* **Page text**
+ + + + + + +

# Stem Mastering number two



## DOMC (Mar 17, 2010)

I just got some new tracks through with lots of stems. drums, vocals etc. Stay tuned for more as I start work on them tomorrow - will keep you posted with my workflow and thoughts on the stem process.


----------



## chonc (Jun 9, 2009)

Great! Can't wait to hear all about it.

I have one question (well maybe a couple): I have heard more and more in the last years about mastering with stems. Is that more common now? I can't help but feel there is an element of "cheating" when a mixer hands out stems to the mastering engineer for him to make the ultimate decisions on instrument balance. What are your thoughts about that?


----------



## jonathanm (Mar 24, 2010)

I can see the "cheating" point of view....however I can also see that it is a refreshing "power share" agreement, to borrow a term from politics (and what could be more political in audio, lol)

At the end of the day, the quality of the output should be more important than anything else....if the mastering engineer finds himself wishing he had more control, but the mixing engineer is saying "that's my mix, take it or leave it" then who suffers? 

The product, so ultimately the listener, that's who. :huh:


----------



## chonc (Jun 9, 2009)

jonathanm said:


> I can see the "cheating" point of view....however I can also see that it is a refreshing "power share" agreement, to borrow a term from politics (and what could be more political in audio, lol)
> 
> At the end of the day, the quality of the output should be more important than anything else....if the mastering engineer finds himself wishing he had more control, but the mixing engineer is saying "that's my mix, take it or leave it" then who suffers?
> 
> The product, so ultimately the listener, that's who. :huh:


Yeah, I can definitely see that... when there is a problem mix, or when an artist has to wear more than one hat and acknowledges he might need a bit more help at the end of the process. But don't you think leaving such responsibilities to the mastering engineer will make for lazy mixing? Just as irresponsible recording engineers leave a lot for the mixing engineer to "fix"?

+ + + + + + +

* **Extracted records**

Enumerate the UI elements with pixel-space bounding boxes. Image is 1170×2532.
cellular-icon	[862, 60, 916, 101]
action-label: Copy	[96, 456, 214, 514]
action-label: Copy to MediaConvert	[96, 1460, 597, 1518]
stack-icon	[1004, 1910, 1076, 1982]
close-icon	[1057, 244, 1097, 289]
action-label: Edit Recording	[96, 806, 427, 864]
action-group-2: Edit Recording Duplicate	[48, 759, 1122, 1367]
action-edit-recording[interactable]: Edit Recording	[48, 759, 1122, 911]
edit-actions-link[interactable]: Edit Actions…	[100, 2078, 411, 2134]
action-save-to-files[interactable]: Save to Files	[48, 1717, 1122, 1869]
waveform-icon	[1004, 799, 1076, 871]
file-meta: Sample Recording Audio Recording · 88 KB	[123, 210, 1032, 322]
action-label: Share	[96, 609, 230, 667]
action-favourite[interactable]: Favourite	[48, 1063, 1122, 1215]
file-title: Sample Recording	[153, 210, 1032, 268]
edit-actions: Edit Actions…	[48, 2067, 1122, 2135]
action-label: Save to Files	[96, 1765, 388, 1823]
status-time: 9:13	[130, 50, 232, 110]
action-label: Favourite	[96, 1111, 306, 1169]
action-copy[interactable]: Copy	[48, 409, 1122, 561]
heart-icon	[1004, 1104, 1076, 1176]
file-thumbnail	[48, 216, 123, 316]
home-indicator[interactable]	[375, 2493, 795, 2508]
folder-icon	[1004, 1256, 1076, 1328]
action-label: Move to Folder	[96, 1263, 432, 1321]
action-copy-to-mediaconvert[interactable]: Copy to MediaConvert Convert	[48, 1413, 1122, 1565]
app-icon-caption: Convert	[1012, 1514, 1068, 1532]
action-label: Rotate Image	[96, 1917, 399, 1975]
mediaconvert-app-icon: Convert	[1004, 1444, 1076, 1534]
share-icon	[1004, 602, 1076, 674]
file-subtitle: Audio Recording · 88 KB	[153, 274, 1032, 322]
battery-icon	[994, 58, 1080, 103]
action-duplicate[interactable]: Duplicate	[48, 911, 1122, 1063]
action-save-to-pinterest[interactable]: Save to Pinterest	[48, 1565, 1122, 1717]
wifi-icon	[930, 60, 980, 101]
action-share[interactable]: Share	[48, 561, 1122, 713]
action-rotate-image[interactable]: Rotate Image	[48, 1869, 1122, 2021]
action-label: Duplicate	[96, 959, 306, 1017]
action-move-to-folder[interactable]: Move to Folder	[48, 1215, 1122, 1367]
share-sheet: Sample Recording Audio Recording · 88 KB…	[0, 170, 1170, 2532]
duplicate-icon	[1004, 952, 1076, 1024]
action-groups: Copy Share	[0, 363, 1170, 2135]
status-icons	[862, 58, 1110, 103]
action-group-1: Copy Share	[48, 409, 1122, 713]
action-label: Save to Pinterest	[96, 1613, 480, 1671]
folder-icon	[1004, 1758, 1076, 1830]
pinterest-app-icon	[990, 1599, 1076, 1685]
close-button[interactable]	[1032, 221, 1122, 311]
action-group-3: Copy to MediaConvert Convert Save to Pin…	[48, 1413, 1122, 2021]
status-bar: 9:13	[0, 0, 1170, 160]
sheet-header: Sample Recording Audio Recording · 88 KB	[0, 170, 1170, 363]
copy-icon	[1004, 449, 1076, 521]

+ + + + + + +

* **Set exercise A**
In the stem mastering thread, who does jonathanm say ultimately suffers when the mixing engineer refuses to give the mastering engineer more control?
* **Set exercise B**
Retype the passage of the stem mastering thread starting with "Great! Can't wait" and going on through "(Mar 24, 2010)".
The records aren't needed for this work.

* **Worked solution A**
The product, and so ultimately the listener.

* **Worked solution B**
Great! Can't wait to hear all about it.

I have one question (well maybe a couple): I have heard more and more in the last years about mastering with stems. Is that more common now? I can't help but feel there is an element of "cheating" when a mixer hands out stems to the mastering engineer for him to make the ultimate decisions on instrument balance. What are your thoughts about that?


----------



## jonathanm (Mar 24, 2010)